* Begin Supplied material *

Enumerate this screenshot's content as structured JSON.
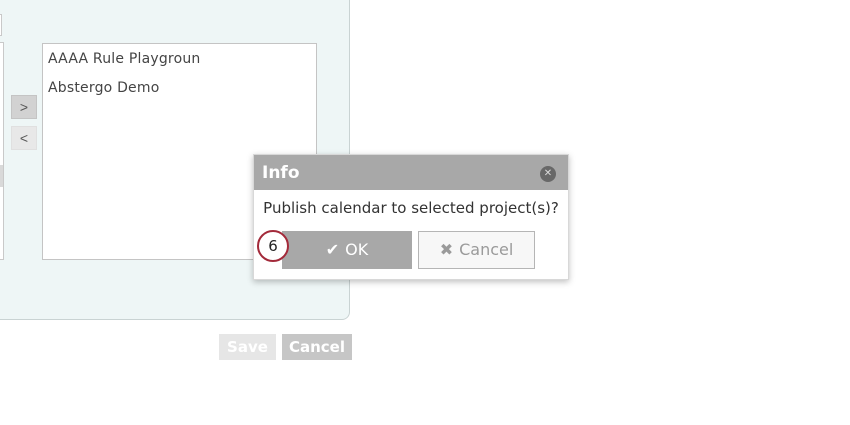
{
  "panel": {
    "selected_projects": [
      {
        "label": "AAAA Rule Playgroun"
      },
      {
        "label": "Abstergo Demo"
      }
    ],
    "move_right_label": ">",
    "move_left_label": "<"
  },
  "footer": {
    "save_label": "Save",
    "cancel_label": "Cancel"
  },
  "dialog": {
    "title": "Info",
    "close_glyph": "✕",
    "message": "Publish calendar to selected project(s)?",
    "ok_icon": "✔",
    "ok_label": "OK",
    "cancel_icon": "✖",
    "cancel_label": "Cancel"
  },
  "annotation": {
    "step_number": "6"
  },
  "colors": {
    "panel_bg": "#eef6f6",
    "dialog_header": "#a8a8a8",
    "badge_border": "#a32a3a"
  }
}
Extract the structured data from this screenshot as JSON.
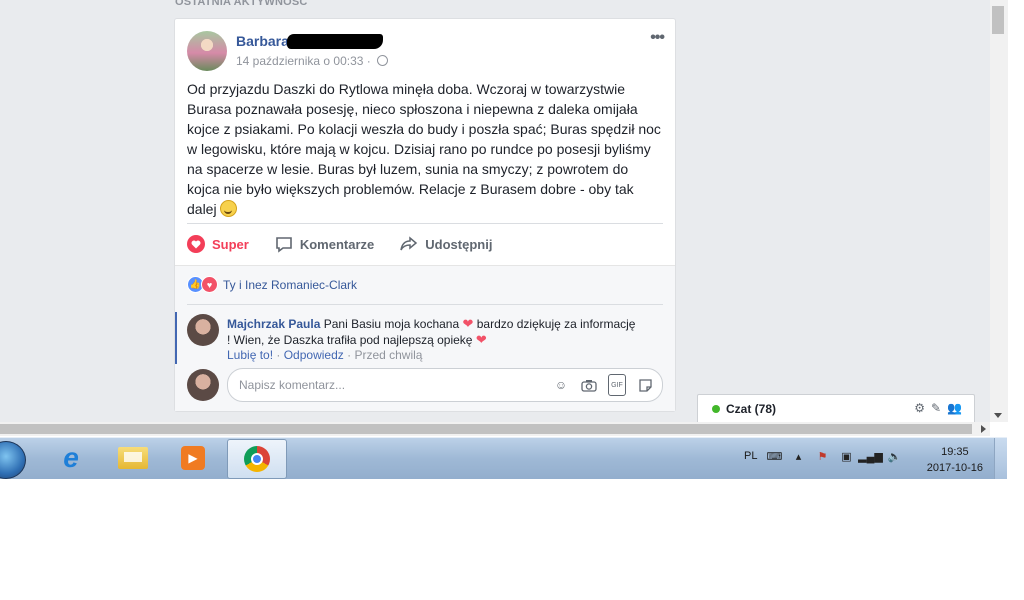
{
  "section_title": "OSTATNIA AKTYWNOŚĆ",
  "post": {
    "author": "Barbara",
    "date": "14 października o 00:33 ·",
    "more_label": "•••",
    "text": "Od przyjazdu Daszki do Rytlowa minęła doba. Wczoraj w towarzystwie\nBurasa poznawała posesję, nieco spłoszona i niepewna z daleka omijała\nkojce z psiakami. Po kolacji weszła do budy i poszła spać; Buras spędził noc\nw legowisku, które mają w kojcu. Dzisiaj rano po rundce po posesji byliśmy\nna spacerze w lesie. Buras był luzem, sunia na smyczy; z powrotem do\nkojca nie było większych problemów. Relacje z Burasem dobre - oby tak\ndalej",
    "actions": {
      "react": "Super",
      "comment": "Komentarze",
      "share": "Udostępnij"
    },
    "reactions": "Ty i Inez Romaniec-Clark"
  },
  "comment": {
    "author": "Majchrzak Paula",
    "text_1": "Pani Basiu moja kochana",
    "text_2": "bardzo dziękuję za informację",
    "text_3": "! Wien, że Daszka trafiła pod najlepszą opiekę",
    "like": "Lubię to!",
    "reply": "Odpowiedz",
    "time": "Przed chwilą"
  },
  "composer": {
    "placeholder": "Napisz komentarz...",
    "gif": "GIF"
  },
  "chat": {
    "label": "Czat (78)"
  },
  "taskbar": {
    "lang": "PL",
    "time": "19:35",
    "date": "2017-10-16"
  },
  "colors": {
    "link": "#365899",
    "super": "#f33e58",
    "online": "#42b72a"
  },
  "icons": [
    "globe-icon",
    "smiley-icon",
    "heart-icon",
    "like-icon",
    "comment-icon",
    "share-icon",
    "camera-icon",
    "gif-icon",
    "sticker-icon",
    "gear-icon",
    "edit-icon",
    "group-icon",
    "chrome-icon",
    "ie-icon",
    "folder-icon",
    "media-player-icon"
  ]
}
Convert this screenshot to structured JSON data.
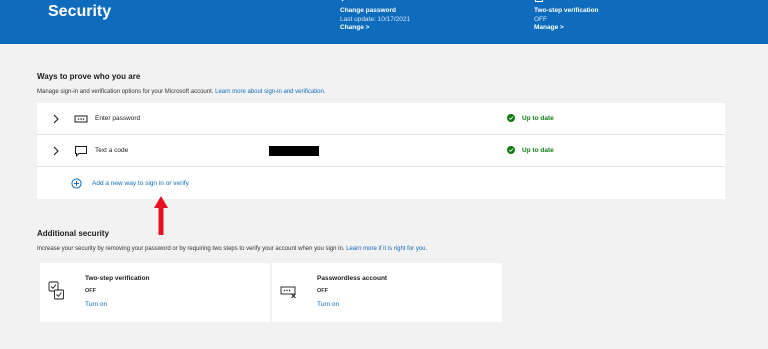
{
  "header": {
    "title": "Security",
    "change_password": {
      "title": "Change password",
      "subtitle": "Last update: 10/17/2021",
      "link": "Change >"
    },
    "two_step": {
      "title": "Two-step verification",
      "subtitle": "OFF",
      "link": "Manage >"
    }
  },
  "ways": {
    "title": "Ways to prove who you are",
    "description": "Manage sign-in and verification options for your Microsoft account.",
    "description_link": "Learn more about sign-in and verification.",
    "methods": [
      {
        "label": "Enter password",
        "status": "Up to date",
        "icon": "password-icon"
      },
      {
        "label": "Text a code",
        "status": "Up to date",
        "icon": "message-icon"
      }
    ],
    "add_label": "Add a new way to sign in or verify"
  },
  "additional": {
    "title": "Additional security",
    "description": "Increase your security by removing your password or by requiring two steps to verify your account when you sign in.",
    "description_link": "Learn more if it is right for you.",
    "tiles": [
      {
        "title": "Two-step verification",
        "state": "OFF",
        "link": "Turn on",
        "icon": "two-step-icon"
      },
      {
        "title": "Passwordless account",
        "state": "OFF",
        "link": "Turn on",
        "icon": "passwordless-icon"
      }
    ]
  },
  "colors": {
    "header_bg": "#0f6cbd",
    "link": "#0f6cbd",
    "status_ok": "#107c10",
    "annotation_arrow": "#e81123"
  }
}
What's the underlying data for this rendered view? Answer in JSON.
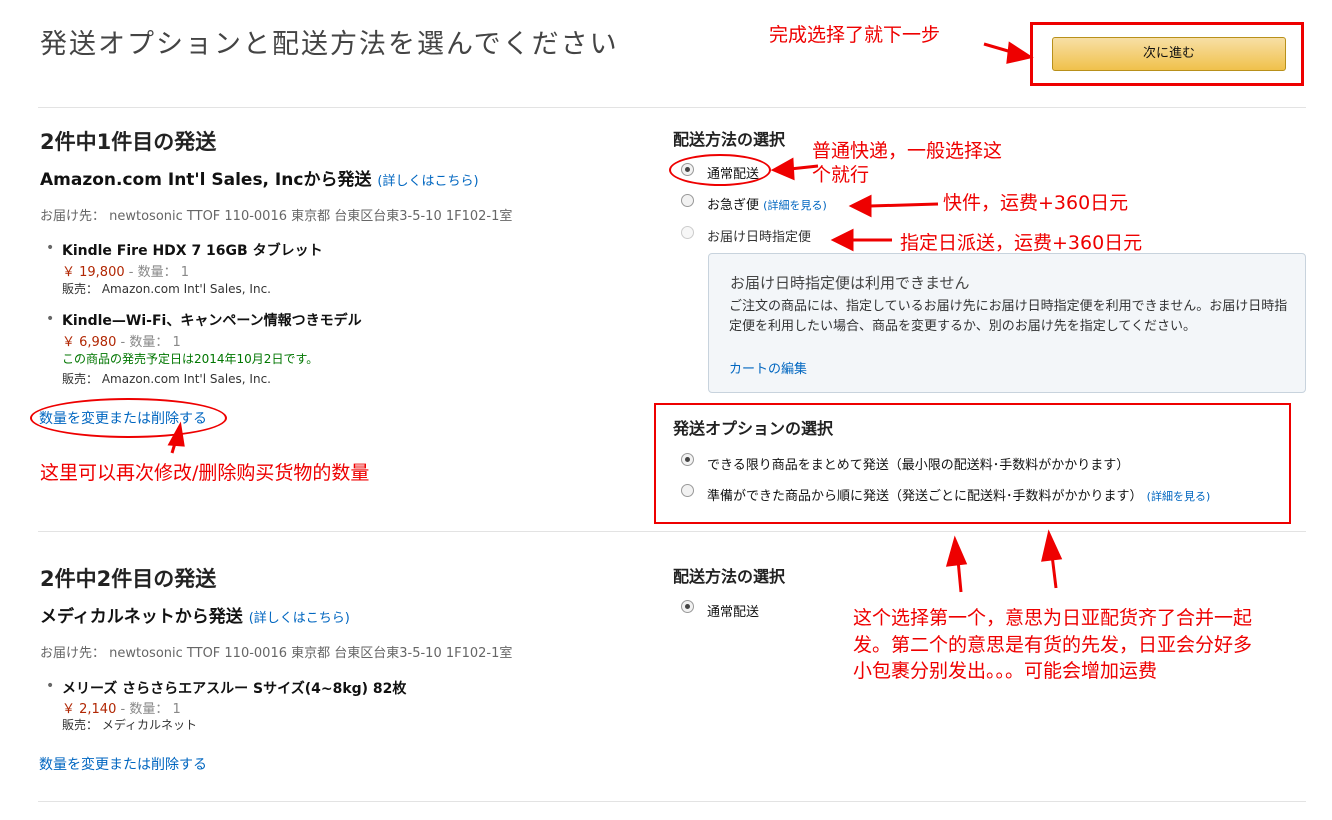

* End Supplied material *

(Written request)
Quote every line word for word and keep the images out of the copy.

(Solution for this task)
Enumerate this screenshot's content as structured JSON.
{
  "panel": {
    "selected_projects": [
      {
        "label": "AAAA Rule Playgroun"
      },
      {
        "label": "Abstergo Demo"
      }
    ],
    "move_right_label": ">",
    "move_left_label": "<"
  },
  "footer": {
    "save_label": "Save",
    "cancel_label": "Cancel"
  },
  "dialog": {
    "title": "Info",
    "close_glyph": "✕",
    "message": "Publish calendar to selected project(s)?",
    "ok_icon": "✔",
    "ok_label": "OK",
    "cancel_icon": "✖",
    "cancel_label": "Cancel"
  },
  "annotation": {
    "step_number": "6"
  },
  "colors": {
    "panel_bg": "#eef6f6",
    "dialog_header": "#a8a8a8",
    "badge_border": "#a32a3a"
  }
}
Extract the structured data from this screenshot as JSON.
{
  "section_title": "OSTATNIA AKTYWNOŚĆ",
  "post": {
    "author": "Barbara",
    "date": "14 października o 00:33 ·",
    "more_label": "•••",
    "text": "Od przyjazdu Daszki do Rytlowa minęła doba. Wczoraj w towarzystwie\nBurasa poznawała posesję, nieco spłoszona i niepewna z daleka omijała\nkojce z psiakami. Po kolacji weszła do budy i poszła spać; Buras spędził noc\nw legowisku, które mają w kojcu. Dzisiaj rano po rundce po posesji byliśmy\nna spacerze w lesie. Buras był luzem, sunia na smyczy; z powrotem do\nkojca nie było większych problemów. Relacje z Burasem dobre - oby tak\ndalej",
    "actions": {
      "react": "Super",
      "comment": "Komentarze",
      "share": "Udostępnij"
    },
    "reactions": "Ty i Inez Romaniec-Clark"
  },
  "comment": {
    "author": "Majchrzak Paula",
    "text_1": "Pani Basiu moja kochana",
    "text_2": "bardzo dziękuję za informację",
    "text_3": "! Wien, że Daszka trafiła pod najlepszą opiekę",
    "like": "Lubię to!",
    "reply": "Odpowiedz",
    "time": "Przed chwilą"
  },
  "composer": {
    "placeholder": "Napisz komentarz...",
    "gif": "GIF"
  },
  "chat": {
    "label": "Czat (78)"
  },
  "taskbar": {
    "lang": "PL",
    "time": "19:35",
    "date": "2017-10-16"
  },
  "colors": {
    "link": "#365899",
    "super": "#f33e58",
    "online": "#42b72a"
  },
  "icons": [
    "globe-icon",
    "smiley-icon",
    "heart-icon",
    "like-icon",
    "comment-icon",
    "share-icon",
    "camera-icon",
    "gif-icon",
    "sticker-icon",
    "gear-icon",
    "edit-icon",
    "group-icon",
    "chrome-icon",
    "ie-icon",
    "folder-icon",
    "media-player-icon"
  ]
}
Convert this screenshot to structured JSON data.
{
  "header": {
    "title": "Security",
    "change_password": {
      "title": "Change password",
      "subtitle": "Last update: 10/17/2021",
      "link": "Change >"
    },
    "two_step": {
      "title": "Two-step verification",
      "subtitle": "OFF",
      "link": "Manage >"
    }
  },
  "ways": {
    "title": "Ways to prove who you are",
    "description": "Manage sign-in and verification options for your Microsoft account.",
    "description_link": "Learn more about sign-in and verification.",
    "methods": [
      {
        "label": "Enter password",
        "status": "Up to date",
        "icon": "password-icon"
      },
      {
        "label": "Text a code",
        "status": "Up to date",
        "icon": "message-icon"
      }
    ],
    "add_label": "Add a new way to sign in or verify"
  },
  "additional": {
    "title": "Additional security",
    "description": "Increase your security by removing your password or by requiring two steps to verify your account when you sign in.",
    "description_link": "Learn more if it is right for you.",
    "tiles": [
      {
        "title": "Two-step verification",
        "state": "OFF",
        "link": "Turn on",
        "icon": "two-step-icon"
      },
      {
        "title": "Passwordless account",
        "state": "OFF",
        "link": "Turn on",
        "icon": "passwordless-icon"
      }
    ]
  },
  "colors": {
    "header_bg": "#0f6cbd",
    "link": "#0f6cbd",
    "status_ok": "#107c10",
    "annotation_arrow": "#e81123"
  }
}
What's the underlying data for this rendered view? Answer in JSON.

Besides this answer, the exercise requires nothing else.